PROBLEM DESCRIPTION: Report each line of the data that includes the word "outdoor".

MATERIAL FOR THIS TASK:
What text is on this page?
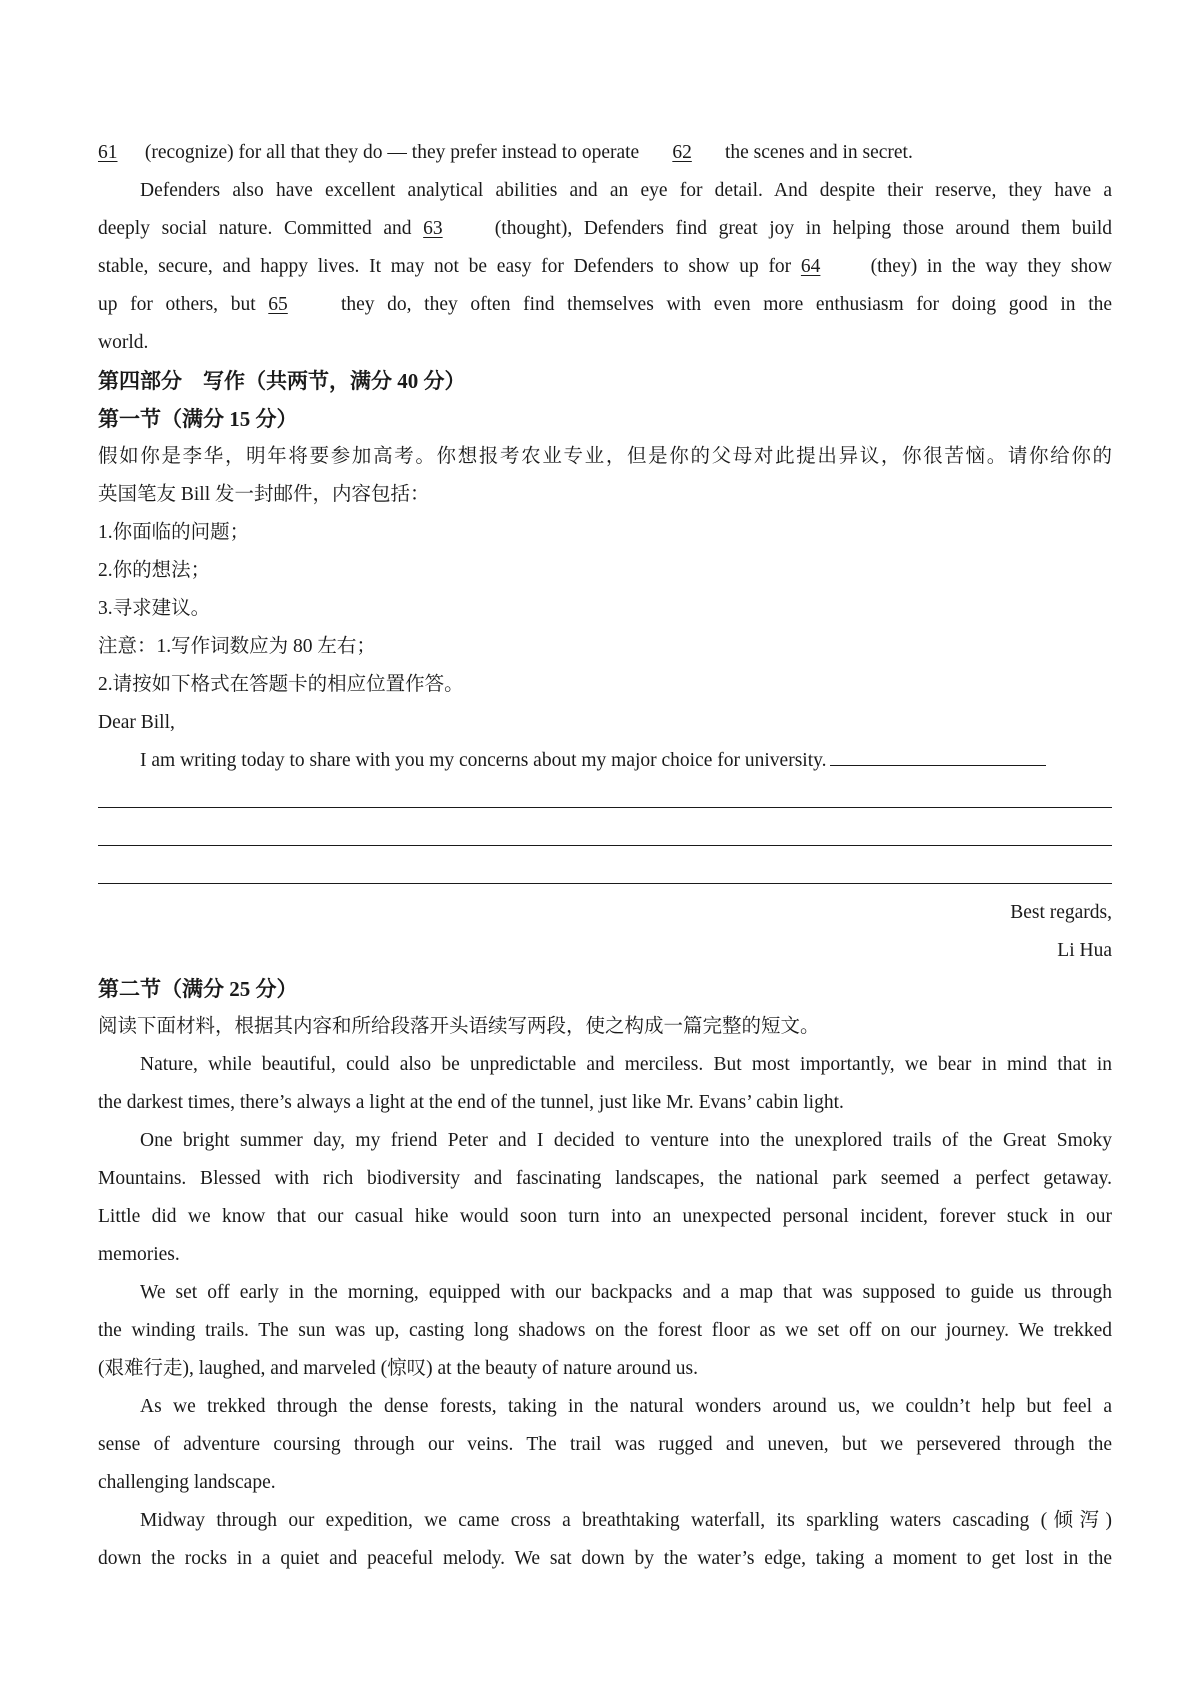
61 (recognize) for all that they do — they prefer instead to operate 62 the scenes and in secret.
Defenders also have excellent analytical abilities and an eye for detail. And despite their reserve, they have a
deeply social nature. Committed and 63	(thought), Defenders find great joy in helping those around them build
stable, secure, and happy lives. It may not be easy for Defenders to show up for 64	(they) in the way they show
up for others, but 65	they do, they often find themselves with even more enthusiasm for doing good in the
world.
第四部分　写作（共两节，满分 40 分）
第一节（满分 15 分）
假如你是李华，明年将要参加高考。你想报考农业专业，但是你的父母对此提出异议，你很苦恼。请你给你的
英国笔友 Bill 发一封邮件，内容包括：
1.你面临的问题；
2.你的想法；
3.寻求建议。
注意：1.写作词数应为 80 左右；
2.请按如下格式在答题卡的相应位置作答。
Dear Bill,
I am writing today to share with you my concerns about my major choice for university.
Best regards,
Li Hua
第二节（满分 25 分）
阅读下面材料，根据其内容和所给段落开头语续写两段，使之构成一篇完整的短文。
Nature, while beautiful, could also be unpredictable and merciless. But most importantly, we bear in mind that in
the darkest times, there’s always a light at the end of the tunnel, just like Mr. Evans’ cabin light.
One bright summer day, my friend Peter and I decided to venture into the unexplored trails of the Great Smoky
Mountains. Blessed with rich biodiversity and fascinating landscapes, the national park seemed a perfect getaway.
Little did we know that our casual hike would soon turn into an unexpected personal incident, forever stuck in our
memories.
We set off early in the morning, equipped with our backpacks and a map that was supposed to guide us through
the winding trails. The sun was up, casting long shadows on the forest floor as we set off on our journey. We trekked
(艰难行走), laughed, and marveled (惊叹) at the beauty of nature around us.
As we trekked through the dense forests, taking in the natural wonders around us, we couldn’t help but feel a
sense of adventure coursing through our veins. The trail was rugged and uneven, but we persevered through the
challenging landscape.
Midway through our expedition, we came cross a breathtaking waterfall, its sparkling waters cascading (倾泻)
down the rocks in a quiet and peaceful melody. We sat down by the water’s edge, taking a moment to get lost in the
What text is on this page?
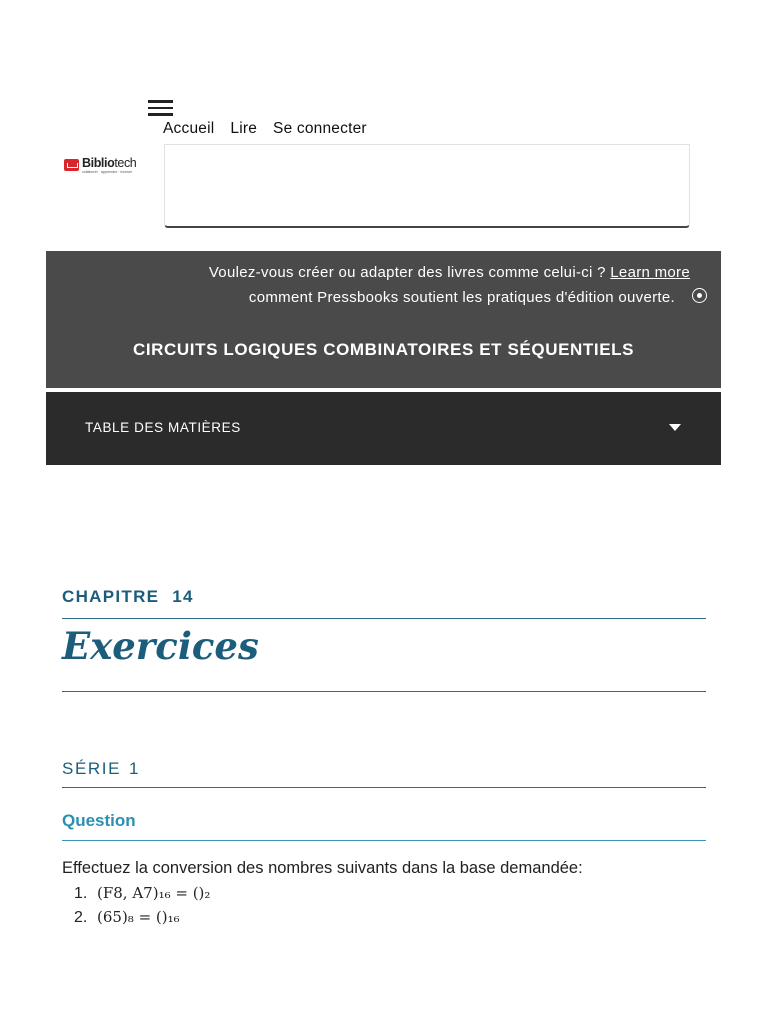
Accueil Lire Se connecter
Bibliotech
collaborer · apprendre · innover
Voulez-vous créer ou adapter des livres comme celui-ci ? Learn more
comment Pressbooks soutient les pratiques d'édition ouverte.
CIRCUITS LOGIQUES COMBINATOIRES ET SÉQUENTIELS
TABLE DES MATIÈRES
CHAPITRE 14
Exercices
SÉRIE 1
Question

Effectuez la conversion des nombres suivants dans la base demandée:

1. (F8, A7)₁₆ = ()₂
2. (65)₈ = ()₁₆
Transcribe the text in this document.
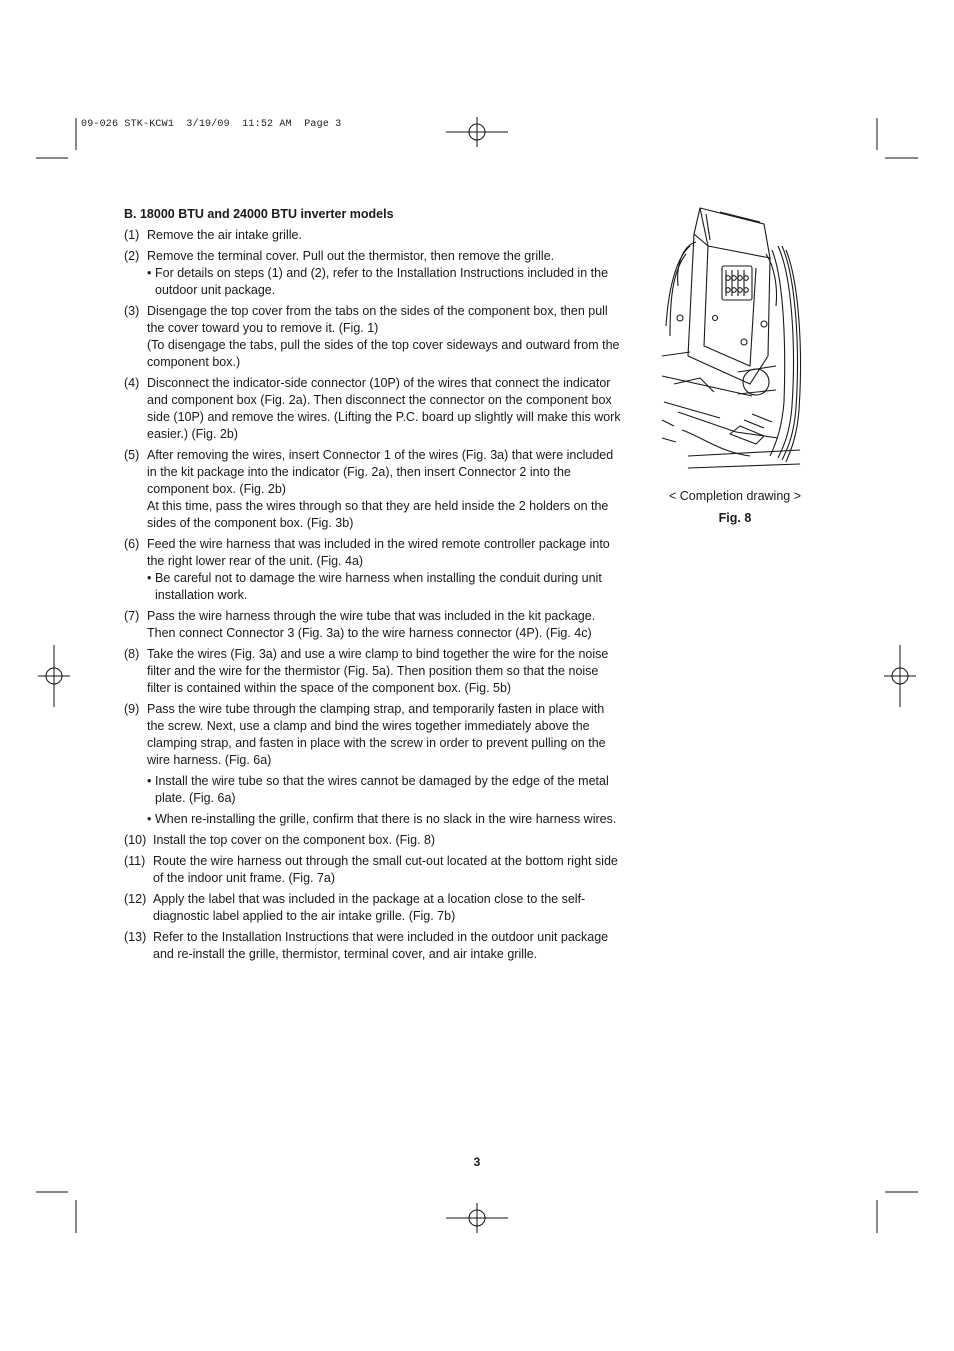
09-026 STK-KCW1  3/19/09  11:52 AM  Page 3
B. 18000 BTU and 24000 BTU inverter models
(1) Remove the air intake grille.
(2) Remove the terminal cover. Pull out the thermistor, then remove the grille.
• For details on steps (1) and (2), refer to the Installation Instructions included in the outdoor unit package.
(3) Disengage the top cover from the tabs on the sides of the component box, then pull the cover toward you to remove it. (Fig. 1)
(To disengage the tabs, pull the sides of the top cover sideways and outward from the component box.)
(4) Disconnect the indicator-side connector (10P) of the wires that connect the indicator and component box (Fig. 2a). Then disconnect the connector on the component box side (10P) and remove the wires. (Lifting the P.C. board up slightly will make this work easier.) (Fig. 2b)
(5) After removing the wires, insert Connector 1 of the wires (Fig. 3a) that were included in the kit package into the indicator (Fig. 2a), then insert Connector 2 into the component box. (Fig. 2b)
At this time, pass the wires through so that they are held inside the 2 holders on the sides of the component box. (Fig. 3b)
(6) Feed the wire harness that was included in the wired remote controller package into the right lower rear of the unit. (Fig. 4a)
• Be careful not to damage the wire harness when installing the conduit during unit installation work.
(7) Pass the wire harness through the wire tube that was included in the kit package. Then connect Connector 3 (Fig. 3a) to the wire harness connector (4P). (Fig. 4c)
(8) Take the wires (Fig. 3a) and use a wire clamp to bind together the wire for the noise filter and the wire for the thermistor (Fig. 5a). Then position them so that the noise filter is contained within the space of the component box. (Fig. 5b)
(9) Pass the wire tube through the clamping strap, and temporarily fasten in place with the screw. Next, use a clamp and bind the wires together immediately above the clamping strap, and fasten in place with the screw in order to prevent pulling on the wire harness. (Fig. 6a)
• Install the wire tube so that the wires cannot be damaged by the edge of the metal plate. (Fig. 6a)
• When re-installing the grille, confirm that there is no slack in the wire harness wires.
(10) Install the top cover on the component box. (Fig. 8)
(11) Route the wire harness out through the small cut-out located at the bottom right side of the indoor unit frame. (Fig. 7a)
(12) Apply the label that was included in the package at a location close to the self-diagnostic label applied to the air intake grille. (Fig. 7b)
(13) Refer to the Installation Instructions that were included in the outdoor unit package and re-install the grille, thermistor, terminal cover, and air intake grille.
< Completion drawing >
Fig. 8
3
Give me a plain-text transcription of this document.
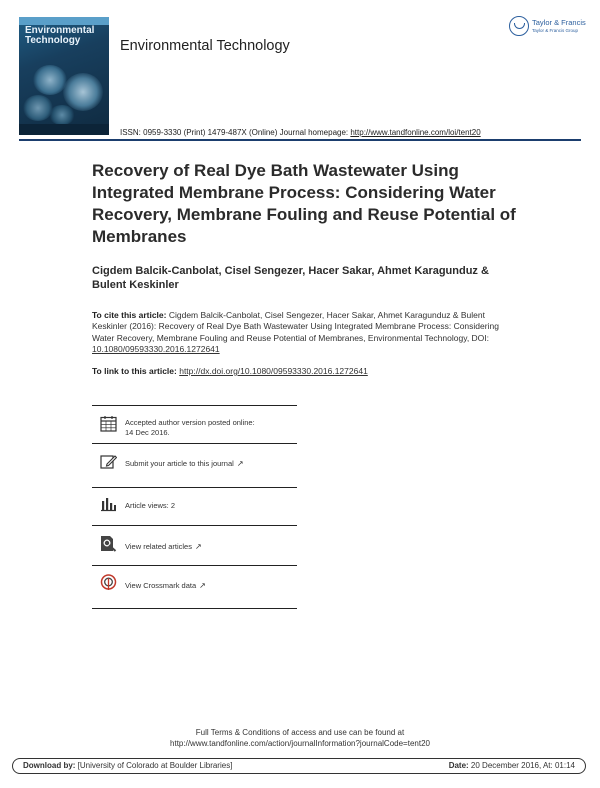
Environmental
Technology	Environmental Technology
Taylor & Francis
Taylor & Francis Group
ISSN: 0959-3330 (Print) 1479-487X (Online) Journal homepage: http://www.tandfonline.com/loi/tent20
Recovery of Real Dye Bath Wastewater Using Integrated Membrane Process: Considering Water Recovery, Membrane Fouling and Reuse Potential of Membranes
Cigdem Balcik-Canbolat, Cisel Sengezer, Hacer Sakar, Ahmet Karagunduz & Bulent Keskinler
To cite this article: Cigdem Balcik-Canbolat, Cisel Sengezer, Hacer Sakar, Ahmet Karagunduz & Bulent Keskinler (2016): Recovery of Real Dye Bath Wastewater Using Integrated Membrane Process: Considering Water Recovery, Membrane Fouling and Reuse Potential of Membranes, Environmental Technology, DOI: 10.1080/09593330.2016.1272641
To link to this article: http://dx.doi.org/10.1080/09593330.2016.1272641
Accepted author version posted online: 14 Dec 2016.
Submit your article to this journal ↗
Article views: 2
View related articles ↗
View Crossmark data ↗
Full Terms & Conditions of access and use can be found at
http://www.tandfonline.com/action/journalInformation?journalCode=tent20
Download by: [University of Colorado at Boulder Libraries]	Date: 20 December 2016, At: 01:14
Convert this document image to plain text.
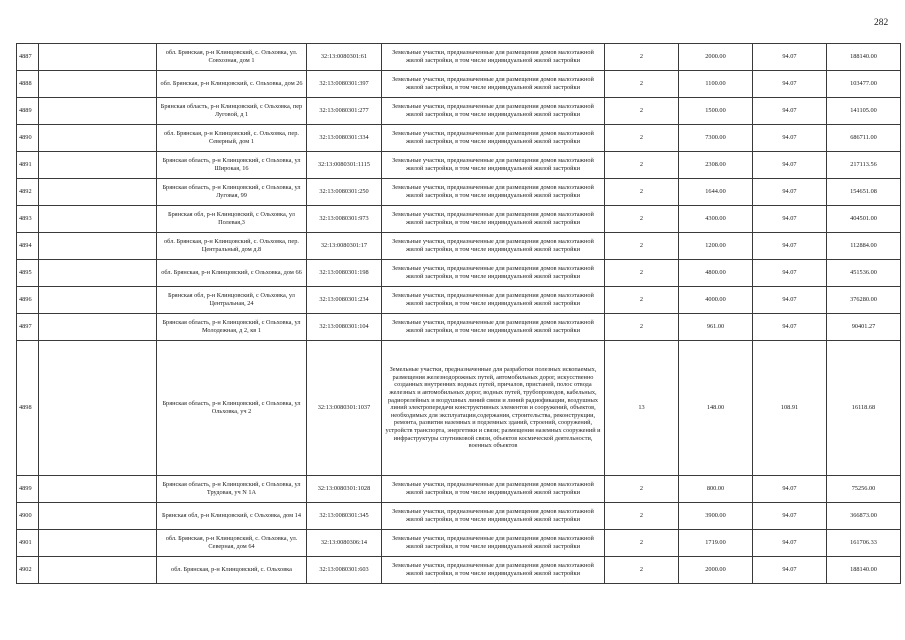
282
4887		обл. Брянская, р-н Клинцовский, с. Ольховка, ул. Совхозная, дом 1	32:13:0080301:61	Земельные участки, предназначенные для размещения домов малоэтажной жилой застройки, в том числе индивидуальной жилой застройки	2	2000.00	94.07	188140.00
4888		обл. Брянская, р-н Клинцовский, с. Ольховка, дом 26	32:13:0080301:397	Земельные участки, предназначенные для размещения домов малоэтажной жилой застройки, в том числе индивидуальной жилой застройки	2	1100.00	94.07	103477.00
4889		Брянская область, р-н Клинцовский, с Ольховка, пер Луговой, д 1	32:13:0080301:277	Земельные участки, предназначенные для размещения домов малоэтажной жилой застройки, в том числе индивидуальной жилой застройки	2	1500.00	94.07	141105.00
4890		обл. Брянская, р-н Клинцовский, с. Ольховка, пер. Северный, дом 1	32:13:0080301:334	Земельные участки, предназначенные для размещения домов малоэтажной жилой застройки, в том числе индивидуальной жилой застройки	2	7300.00	94.07	686711.00
4891		Брянская область, р-н Клинцовский, с Ольховка, ул Широкая, 16	32:13:0080301:1115	Земельные участки, предназначенные для размещения домов малоэтажной жилой застройки, в том числе индивидуальной жилой застройки	2	2308.00	94.07	217113.56
4892		Брянская область, р-н Клинцовский, с Ольховка, ул Луговая, 99	32:13:0080301:250	Земельные участки, предназначенные для размещения домов малоэтажной жилой застройки, в том числе индивидуальной жилой застройки	2	1644.00	94.07	154651.08
4893		Брянская обл, р-н Клинцовский, с Ольховка, ул Полевая,3	32:13:0080301:973	Земельные участки, предназначенные для размещения домов малоэтажной жилой застройки, в том числе индивидуальной жилой застройки	2	4300.00	94.07	404501.00
4894		обл. Брянская, р-н Клинцовский, с. Ольховка, пер. Центральный, дом д.8	32:13:0080301:17	Земельные участки, предназначенные для размещения домов малоэтажной жилой застройки, в том числе индивидуальной жилой застройки	2	1200.00	94.07	112884.00
4895		обл. Брянская, р-н Клинцовский, с Ольховка, дом 66	32:13:0080301:198	Земельные участки, предназначенные для размещения домов малоэтажной жилой застройки, в том числе индивидуальной жилой застройки	2	4800.00	94.07	451536.00
4896		Брянская обл, р-н Клинцовский, с Ольховка, ул Центральная, 24	32:13:0080301:234	Земельные участки, предназначенные для размещения домов малоэтажной жилой застройки, в том числе индивидуальной жилой застройки	2	4000.00	94.07	376280.00
4897		Брянская область, р-н Клинцовский, с Ольховка, ул Молодежная, д 2, кв 1	32:13:0080301:104	Земельные участки, предназначенные для размещения домов малоэтажной жилой застройки, в том числе индивидуальной жилой застройки	2	961.00	94.07	90401.27
4898		Брянская область, р-н Клинцовский, с Ольховка, ул Ольховка, уч 2	32:13:0080301:1037	Земельные участки, предназначенные для разработки полезных ископаемых, размещения железнодорожных путей, автомобильных дорог, искусственно созданных внутренних водных путей, причалов, пристаней, полос отвода железных и автомобильных дорог, водных путей, трубопроводов, кабельных, радиорелейных и воздушных линий связи и линий радиофикации, воздушных линий электропередачи конструктивных элементов и сооружений, объектов, необходимых для эксплуатации,содержания, строительства, реконструкции, ремонта, развития наземных и подземных зданий, строений, сооружений, устройств транспорта, энергетики и связи; размещения наземных сооружений и инфраструктуры спутниковой связи, объектов космической деятельности, военных объектов	13	148.00	108.91	16118.68
4899		Брянская область, р-н Клинцовский, с Ольховка, ул Трудовая, уч N 1А	32:13:0080301:1028	Земельные участки, предназначенные для размещения домов малоэтажной жилой застройки, в том числе индивидуальной жилой застройки	2	800.00	94.07	75256.00
4900		Брянская обл, р-н Клинцовский, с Ольховка, дом 14	32:13:0080301:345	Земельные участки, предназначенные для размещения домов малоэтажной жилой застройки, в том числе индивидуальной жилой застройки	2	3900.00	94.07	366873.00
4901		обл. Брянская, р-н Клинцовский, с. Ольховка, ул. Северная, дом 64	32:13:0080306:14	Земельные участки, предназначенные для размещения домов малоэтажной жилой застройки, в том числе индивидуальной жилой застройки	2	1719.00	94.07	161706.33
4902		обл. Брянская, р-н Клинцовский, с. Ольховка	32:13:0080301:603	Земельные участки, предназначенные для размещения домов малоэтажной жилой застройки, в том числе индивидуальной жилой застройки	2	2000.00	94.07	188140.00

EXERCISE OUTPUT:
• For details on steps (1) and (2), refer to the Installation Instructions included in the outdoor unit package.
(13) Refer to the Installation Instructions that were included in the outdoor unit package and re-install the grille, thermistor, terminal cover, and air intake grille.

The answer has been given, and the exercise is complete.